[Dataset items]
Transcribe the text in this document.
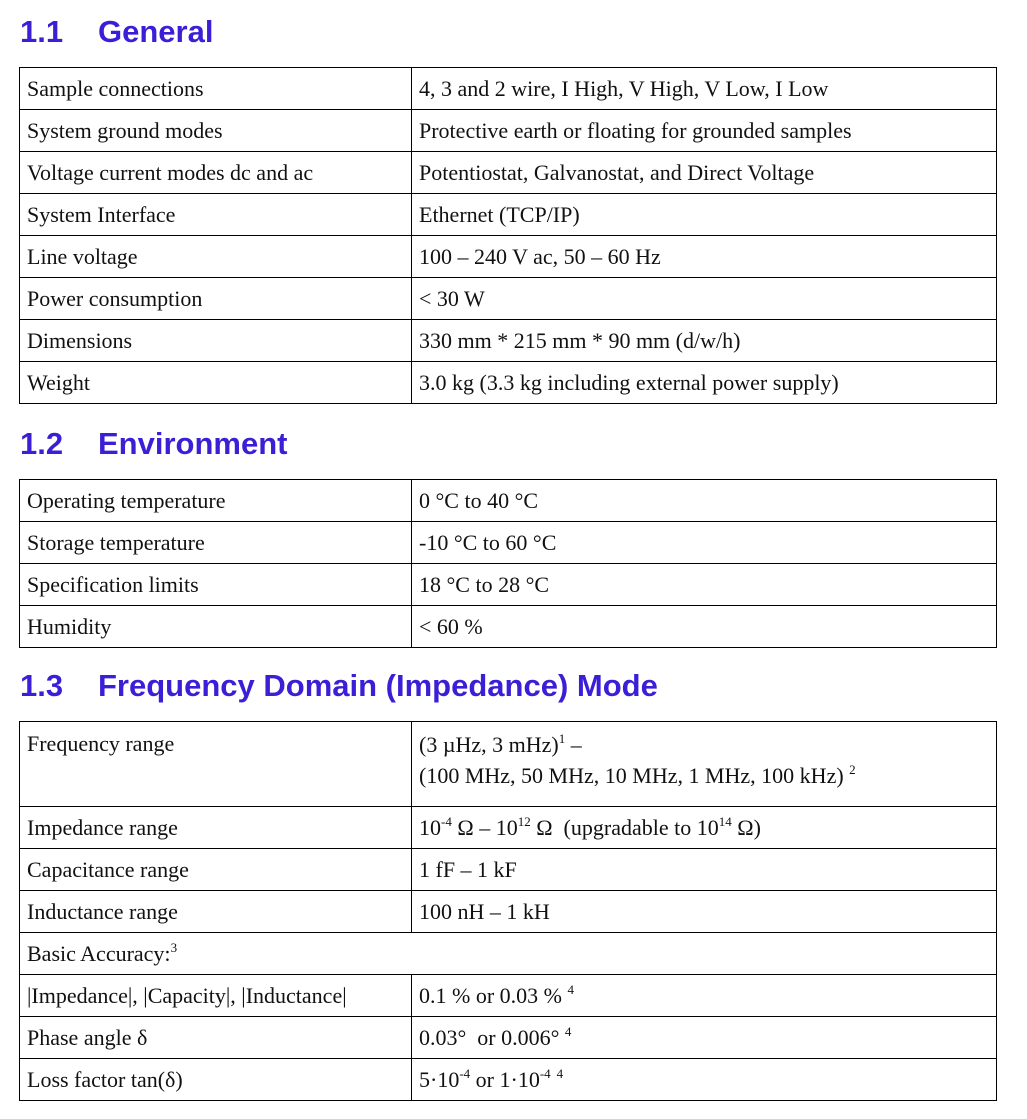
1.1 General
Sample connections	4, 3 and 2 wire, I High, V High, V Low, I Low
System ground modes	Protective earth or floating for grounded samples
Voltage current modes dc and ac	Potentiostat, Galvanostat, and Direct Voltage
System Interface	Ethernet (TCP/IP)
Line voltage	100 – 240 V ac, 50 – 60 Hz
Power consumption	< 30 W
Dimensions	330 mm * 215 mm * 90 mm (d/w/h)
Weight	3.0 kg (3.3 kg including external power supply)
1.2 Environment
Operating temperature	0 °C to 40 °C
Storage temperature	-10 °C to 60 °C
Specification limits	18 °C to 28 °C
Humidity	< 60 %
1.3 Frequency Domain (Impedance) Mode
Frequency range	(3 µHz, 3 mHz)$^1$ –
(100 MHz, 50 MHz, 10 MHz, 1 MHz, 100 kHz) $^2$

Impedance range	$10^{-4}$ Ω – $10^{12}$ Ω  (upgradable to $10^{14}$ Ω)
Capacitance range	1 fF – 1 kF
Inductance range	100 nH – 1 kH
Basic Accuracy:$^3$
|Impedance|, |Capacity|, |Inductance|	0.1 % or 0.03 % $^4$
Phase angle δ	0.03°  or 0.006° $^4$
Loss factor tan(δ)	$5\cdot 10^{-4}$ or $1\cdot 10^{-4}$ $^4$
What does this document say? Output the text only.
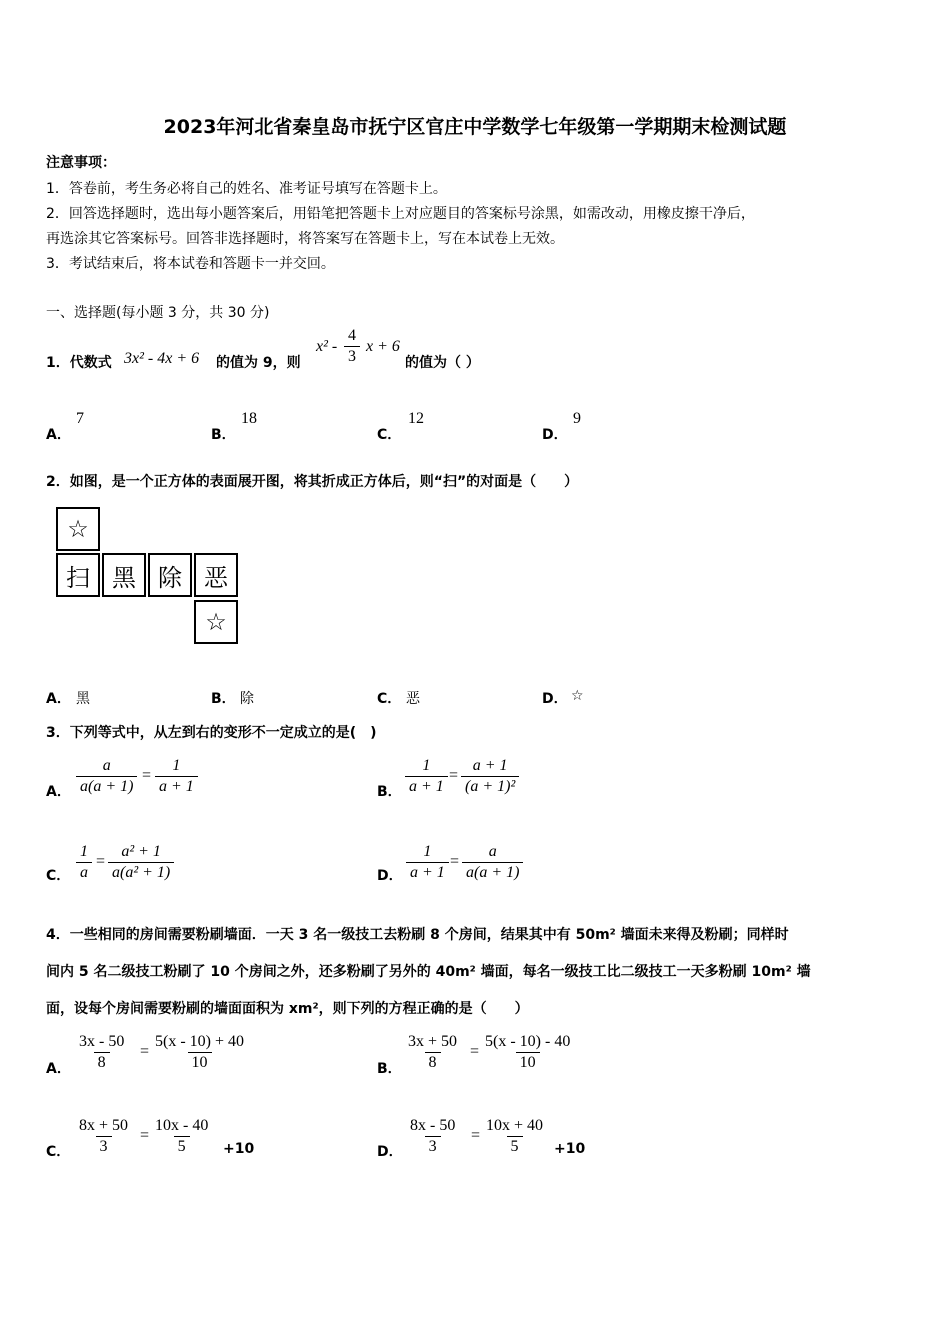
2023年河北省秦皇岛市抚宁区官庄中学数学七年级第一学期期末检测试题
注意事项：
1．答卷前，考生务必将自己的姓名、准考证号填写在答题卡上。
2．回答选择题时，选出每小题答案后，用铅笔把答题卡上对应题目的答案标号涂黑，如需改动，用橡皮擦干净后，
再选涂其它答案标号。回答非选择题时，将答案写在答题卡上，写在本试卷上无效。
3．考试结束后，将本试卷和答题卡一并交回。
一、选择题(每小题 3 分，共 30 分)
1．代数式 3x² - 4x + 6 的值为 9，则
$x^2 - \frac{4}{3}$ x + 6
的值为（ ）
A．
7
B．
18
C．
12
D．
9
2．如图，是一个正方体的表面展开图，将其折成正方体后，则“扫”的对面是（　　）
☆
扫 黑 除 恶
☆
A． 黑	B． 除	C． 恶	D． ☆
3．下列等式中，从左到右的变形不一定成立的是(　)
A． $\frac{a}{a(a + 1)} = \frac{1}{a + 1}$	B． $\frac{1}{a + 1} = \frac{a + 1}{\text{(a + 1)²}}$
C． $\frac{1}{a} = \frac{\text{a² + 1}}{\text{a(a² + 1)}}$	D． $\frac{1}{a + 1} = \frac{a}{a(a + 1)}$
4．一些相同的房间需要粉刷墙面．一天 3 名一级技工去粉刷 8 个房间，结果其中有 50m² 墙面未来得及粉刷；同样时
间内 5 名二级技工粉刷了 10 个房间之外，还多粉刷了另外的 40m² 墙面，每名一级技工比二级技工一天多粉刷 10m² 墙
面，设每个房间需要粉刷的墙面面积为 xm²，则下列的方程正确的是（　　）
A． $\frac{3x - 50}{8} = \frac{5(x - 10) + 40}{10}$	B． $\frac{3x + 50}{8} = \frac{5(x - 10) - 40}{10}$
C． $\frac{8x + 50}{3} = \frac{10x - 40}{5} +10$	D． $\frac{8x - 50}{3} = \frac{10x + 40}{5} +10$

■ Task objective ■
Check every line of the records above for the string "frac" and say how many contain it, giving the number alone.

■ Written answer ■
5